### GIVEN EXERCISE
Copy the listing below in full and skip every picture.

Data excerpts
※ ※ ※

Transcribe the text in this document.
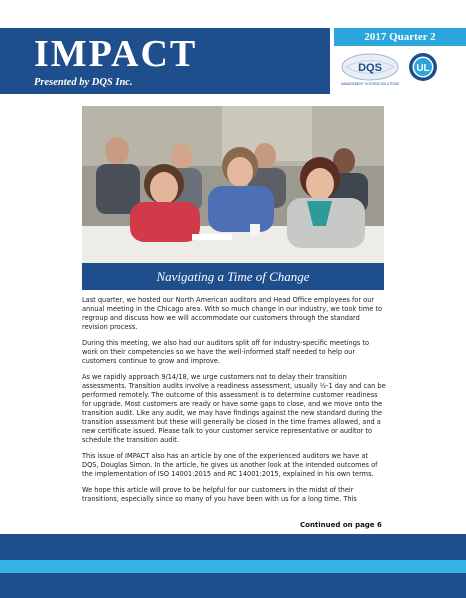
IMPACT
Presented by DQS Inc.
2017 Quarter 2
DQS
MANAGEMENT SYSTEMS SOLUTIONS
UL
Navigating a Time of Change

Last quarter, we hosted our North American auditors and Head Office employees for our annual meeting in the Chicago area. With so much change in our industry, we took time to regroup and discuss how we will accommodate our customers through the standard revision process.

During this meeting, we also had our auditors split off for industry-specific meetings to work on their competencies so we have the well-informed staff needed to help our customers continue to grow and improve.

As we rapidly approach 9/14/18, we urge customers not to delay their transition assessments. Transition audits involve a readiness assessment, usually ½-1 day and can be performed remotely. The outcome of this assessment is to determine customer readiness for upgrade. Most customers are ready or have some gaps to close, and we move onto the transition audit. Like any audit, we may have findings against the new standard during the transition assessment but these will generally be closed in the time frames allowed, and a new certificate issued. Please talk to your customer service representative or auditor to schedule the transition audit.

This issue of IMPACT also has an article by one of the experienced auditors we have at DQS, Douglas Simon. In the article, he gives us another look at the intended outcomes of the implementation of ISO 14001:2015 and RC 14001:2015, explained in his own terms.

We hope this article will prove to be helpful for our customers in the midst of their transitions, especially since so many of you have been with us for a long time. This

Continued on page 6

※ ※ ※

### OUTPUT OF THE EXERCISE
Transcribe the text in this document.
IMPACT
Presented by DQS Inc.
2017 Quarter 2
DQS
MANAGEMENT SYSTEMS SOLUTIONS
UL
Navigating a Time of Change

Last quarter, we hosted our North American auditors and Head Office employees for our annual meeting in the Chicago area. With so much change in our industry, we took time to regroup and discuss how we will accommodate our customers through the standard revision process.

During this meeting, we also had our auditors split off for industry-specific meetings to work on their competencies so we have the well-informed staff needed to help our customers continue to grow and improve.

As we rapidly approach 9/14/18, we urge customers not to delay their transition assessments. Transition audits involve a readiness assessment, usually ½-1 day and can be performed remotely. The outcome of this assessment is to determine customer readiness for upgrade. Most customers are ready or have some gaps to close, and we move onto the transition audit. Like any audit, we may have findings against the new standard during the transition assessment but these will generally be closed in the time frames allowed, and a new certificate issued. Please talk to your customer service representative or auditor to schedule the transition audit.

This issue of IMPACT also has an article by one of the experienced auditors we have at DQS, Douglas Simon. In the article, he gives us another look at the intended outcomes of the implementation of ISO 14001:2015 and RC 14001:2015, explained in his own terms.

We hope this article will prove to be helpful for our customers in the midst of their transitions, especially since so many of you have been with us for a long time. This

Continued on page 6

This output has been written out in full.